Revise the material below so that "Patent image size" becomes "Drawing size" at every occurrence, leaving everything else unchanged.
┌─ Listed entries
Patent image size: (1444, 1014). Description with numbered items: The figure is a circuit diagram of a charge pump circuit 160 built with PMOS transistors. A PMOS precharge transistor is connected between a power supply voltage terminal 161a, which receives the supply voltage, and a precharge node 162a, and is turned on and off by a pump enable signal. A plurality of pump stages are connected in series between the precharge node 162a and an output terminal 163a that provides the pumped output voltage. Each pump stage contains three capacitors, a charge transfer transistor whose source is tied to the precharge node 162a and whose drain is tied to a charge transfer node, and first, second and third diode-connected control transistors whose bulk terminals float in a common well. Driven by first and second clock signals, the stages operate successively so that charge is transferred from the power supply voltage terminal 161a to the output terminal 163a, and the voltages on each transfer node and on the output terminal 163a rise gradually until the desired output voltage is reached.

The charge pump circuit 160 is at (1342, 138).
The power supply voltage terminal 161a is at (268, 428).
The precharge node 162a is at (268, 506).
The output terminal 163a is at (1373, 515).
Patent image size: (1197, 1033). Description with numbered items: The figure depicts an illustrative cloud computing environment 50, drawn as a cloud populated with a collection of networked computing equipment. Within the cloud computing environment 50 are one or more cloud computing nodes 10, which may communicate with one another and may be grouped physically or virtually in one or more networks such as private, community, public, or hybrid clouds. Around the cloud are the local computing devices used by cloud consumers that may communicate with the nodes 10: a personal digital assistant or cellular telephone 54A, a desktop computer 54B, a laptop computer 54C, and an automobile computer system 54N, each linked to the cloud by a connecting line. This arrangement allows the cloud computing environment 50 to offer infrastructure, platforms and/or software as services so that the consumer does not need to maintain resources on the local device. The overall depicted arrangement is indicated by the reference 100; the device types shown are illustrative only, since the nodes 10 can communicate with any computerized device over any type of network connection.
└─
**Result of the exercise:**
Drawing size: (1444, 1014). Description with numbered items: The figure is a circuit diagram of a charge pump circuit 160 built with PMOS transistors. A PMOS precharge transistor is connected between a power supply voltage terminal 161a, which receives the supply voltage, and a precharge node 162a, and is turned on and off by a pump enable signal. A plurality of pump stages are connected in series between the precharge node 162a and an output terminal 163a that provides the pumped output voltage. Each pump stage contains three capacitors, a charge transfer transistor whose source is tied to the precharge node 162a and whose drain is tied to a charge transfer node, and first, second and third diode-connected control transistors whose bulk terminals float in a common well. Driven by first and second clock signals, the stages operate successively so that charge is transferred from the power supply voltage terminal 161a to the output terminal 163a, and the voltages on each transfer node and on the output terminal 163a rise gradually until the desired output voltage is reached.

The charge pump circuit 160 is at (1342, 138).
The power supply voltage terminal 161a is at (268, 428).
The precharge node 162a is at (268, 506).
The output terminal 163a is at (1373, 515).
Drawing size: (1197, 1033). Description with numbered items: The figure depicts an illustrative cloud computing environment 50, drawn as a cloud populated with a collection of networked computing equipment. Within the cloud computing environment 50 are one or more cloud computing nodes 10, which may communicate with one another and may be grouped physically or virtually in one or more networks such as private, community, public, or hybrid clouds. Around the cloud are the local computing devices used by cloud consumers that may communicate with the nodes 10: a personal digital assistant or cellular telephone 54A, a desktop computer 54B, a laptop computer 54C, and an automobile computer system 54N, each linked to the cloud by a connecting line. This arrangement allows the cloud computing environment 50 to offer infrastructure, platforms and/or software as services so that the consumer does not need to maintain resources on the local device. The overall depicted arrangement is indicated by the reference 100; the device types shown are illustrative only, since the nodes 10 can communicate with any computerized device over any type of network connection.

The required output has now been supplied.